Start Given records

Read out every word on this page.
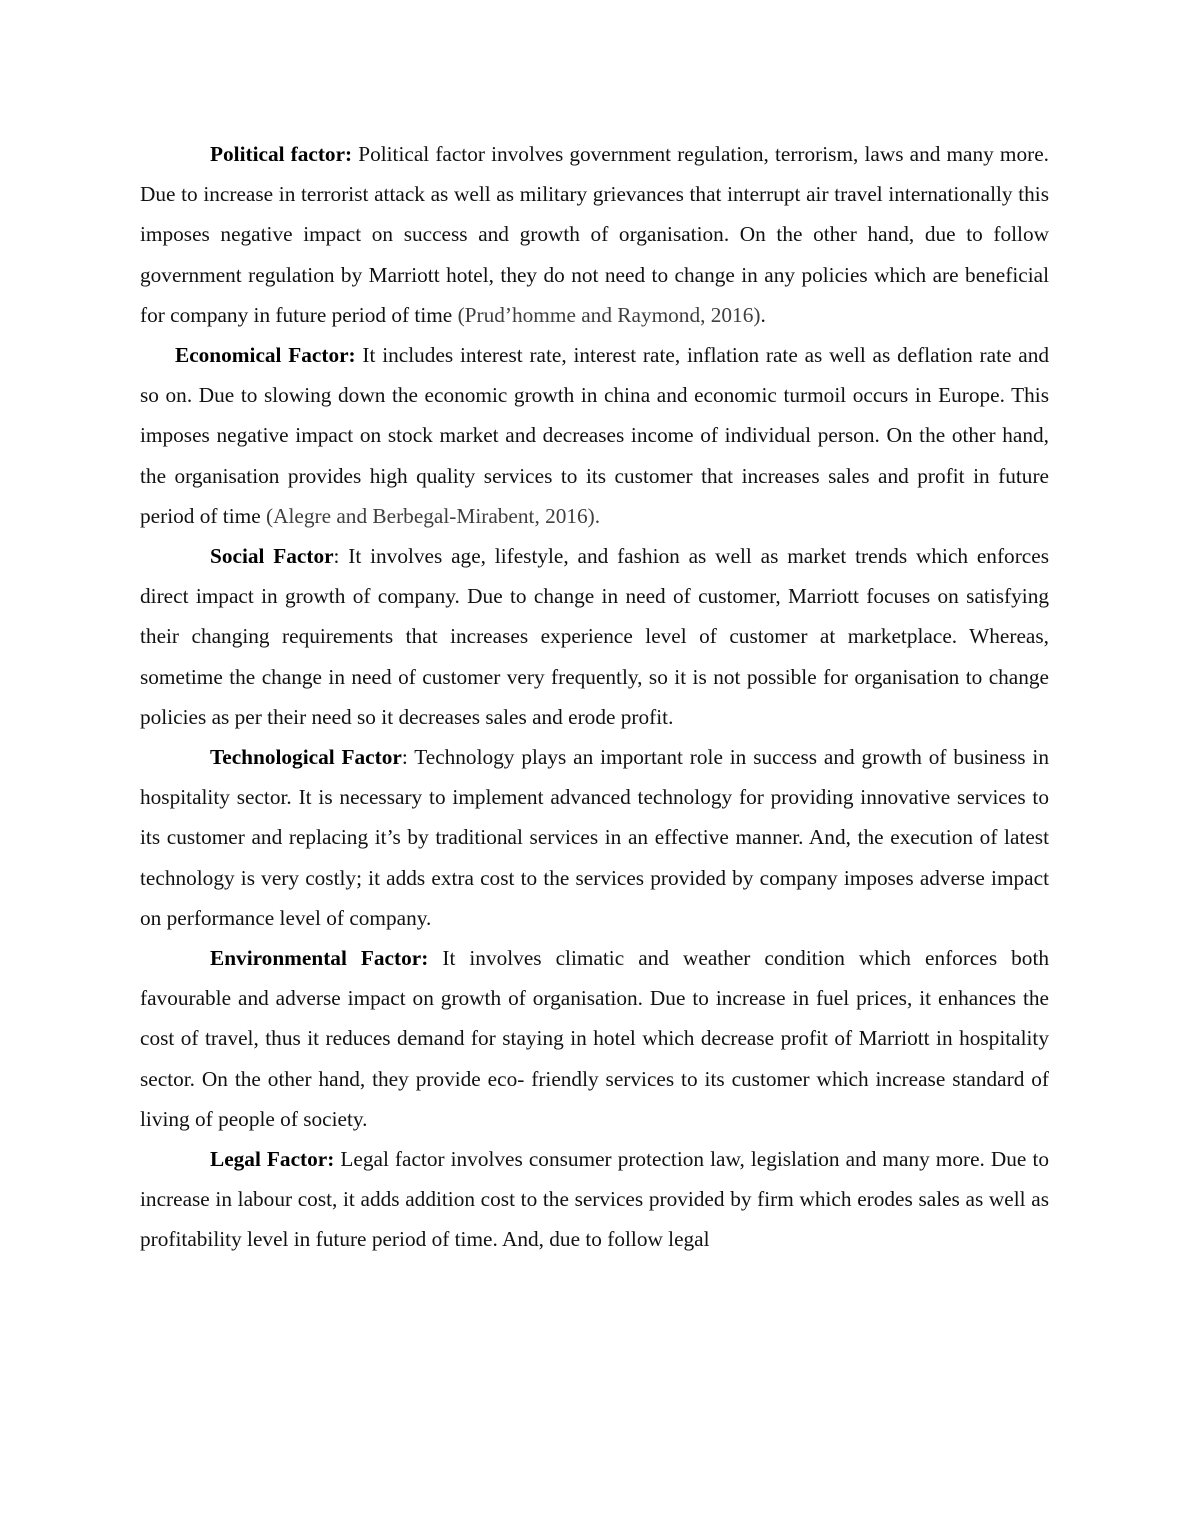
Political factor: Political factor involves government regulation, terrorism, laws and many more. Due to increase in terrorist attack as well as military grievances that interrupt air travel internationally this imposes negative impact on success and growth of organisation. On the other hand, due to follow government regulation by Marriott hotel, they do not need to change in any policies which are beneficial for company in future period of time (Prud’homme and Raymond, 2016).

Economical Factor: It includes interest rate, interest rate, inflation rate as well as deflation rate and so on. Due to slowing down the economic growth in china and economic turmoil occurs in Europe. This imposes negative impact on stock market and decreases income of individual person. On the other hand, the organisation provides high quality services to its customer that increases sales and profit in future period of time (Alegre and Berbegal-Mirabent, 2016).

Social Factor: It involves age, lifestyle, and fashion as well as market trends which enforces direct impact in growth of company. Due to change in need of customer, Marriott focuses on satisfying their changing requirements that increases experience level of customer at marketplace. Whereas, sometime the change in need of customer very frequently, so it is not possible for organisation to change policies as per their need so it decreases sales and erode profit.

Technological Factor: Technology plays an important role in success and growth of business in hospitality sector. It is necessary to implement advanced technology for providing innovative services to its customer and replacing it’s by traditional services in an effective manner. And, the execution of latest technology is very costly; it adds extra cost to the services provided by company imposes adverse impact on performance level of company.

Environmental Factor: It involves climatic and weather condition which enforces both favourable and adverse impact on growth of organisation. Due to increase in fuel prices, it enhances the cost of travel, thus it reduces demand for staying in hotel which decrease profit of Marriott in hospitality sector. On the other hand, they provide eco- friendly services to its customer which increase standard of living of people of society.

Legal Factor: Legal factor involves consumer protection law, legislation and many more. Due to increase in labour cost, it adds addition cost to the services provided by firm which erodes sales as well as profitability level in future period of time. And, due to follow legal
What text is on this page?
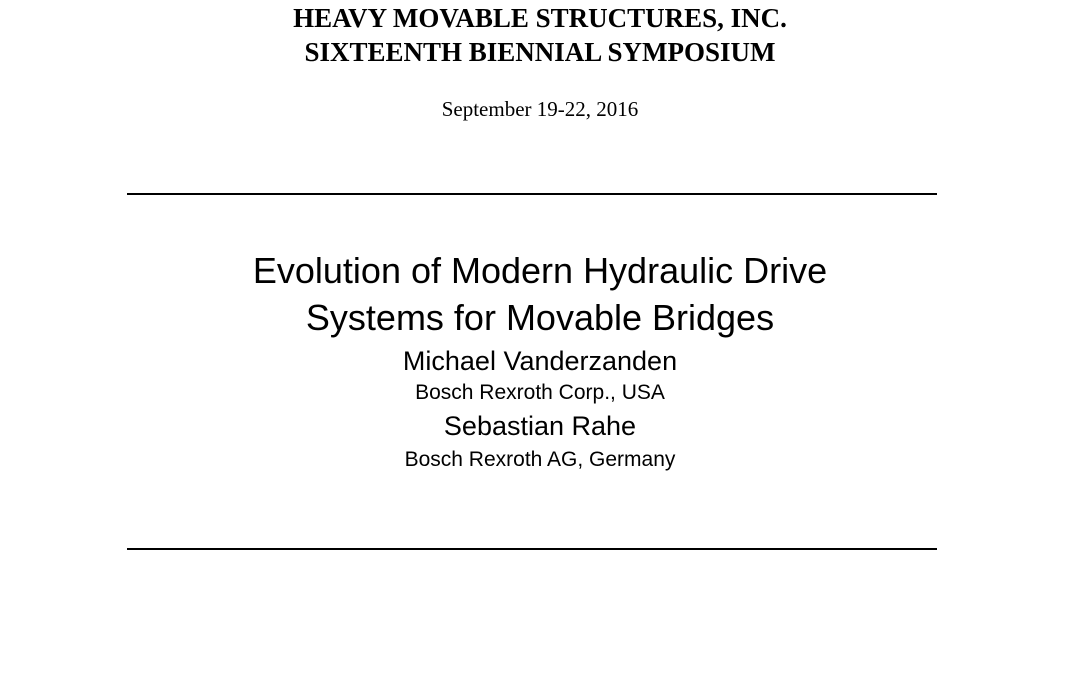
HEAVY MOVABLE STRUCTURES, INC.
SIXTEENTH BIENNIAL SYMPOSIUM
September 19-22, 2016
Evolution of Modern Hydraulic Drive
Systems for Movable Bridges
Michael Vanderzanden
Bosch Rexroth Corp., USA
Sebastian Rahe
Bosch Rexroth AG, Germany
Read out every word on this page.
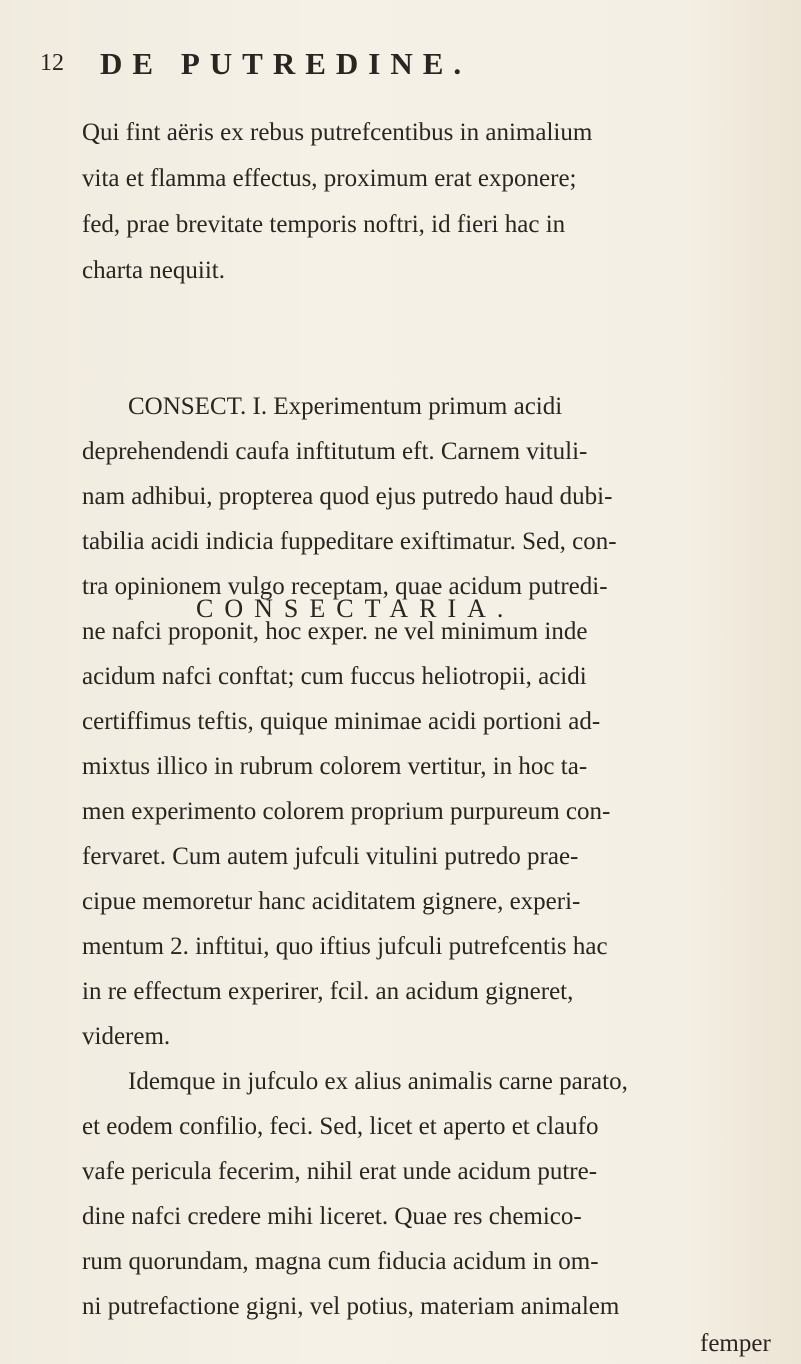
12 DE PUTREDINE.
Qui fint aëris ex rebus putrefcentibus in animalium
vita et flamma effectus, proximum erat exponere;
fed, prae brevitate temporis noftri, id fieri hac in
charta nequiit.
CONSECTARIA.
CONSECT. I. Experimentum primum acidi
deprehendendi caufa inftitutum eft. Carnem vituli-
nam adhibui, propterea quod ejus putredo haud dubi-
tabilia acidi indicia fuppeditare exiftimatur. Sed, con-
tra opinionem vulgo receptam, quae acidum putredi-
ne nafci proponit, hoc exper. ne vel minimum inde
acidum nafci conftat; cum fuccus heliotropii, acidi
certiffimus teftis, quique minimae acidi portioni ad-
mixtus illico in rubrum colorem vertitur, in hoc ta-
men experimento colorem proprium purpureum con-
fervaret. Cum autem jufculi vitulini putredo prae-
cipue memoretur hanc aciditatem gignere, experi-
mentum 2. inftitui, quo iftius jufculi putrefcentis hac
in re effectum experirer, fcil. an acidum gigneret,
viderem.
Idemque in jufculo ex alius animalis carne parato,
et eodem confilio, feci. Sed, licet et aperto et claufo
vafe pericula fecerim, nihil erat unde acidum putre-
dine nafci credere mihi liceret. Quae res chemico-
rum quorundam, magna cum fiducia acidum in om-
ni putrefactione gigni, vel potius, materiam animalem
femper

End Given records

◆ **What the task asks**: From the records above, copy every line that holds the word "prae".

◆ **Output for this exercise**:
fed, prae brevitate temporis noftri, id fieri hac in
fervaret. Cum autem jufculi vitulini putredo prae-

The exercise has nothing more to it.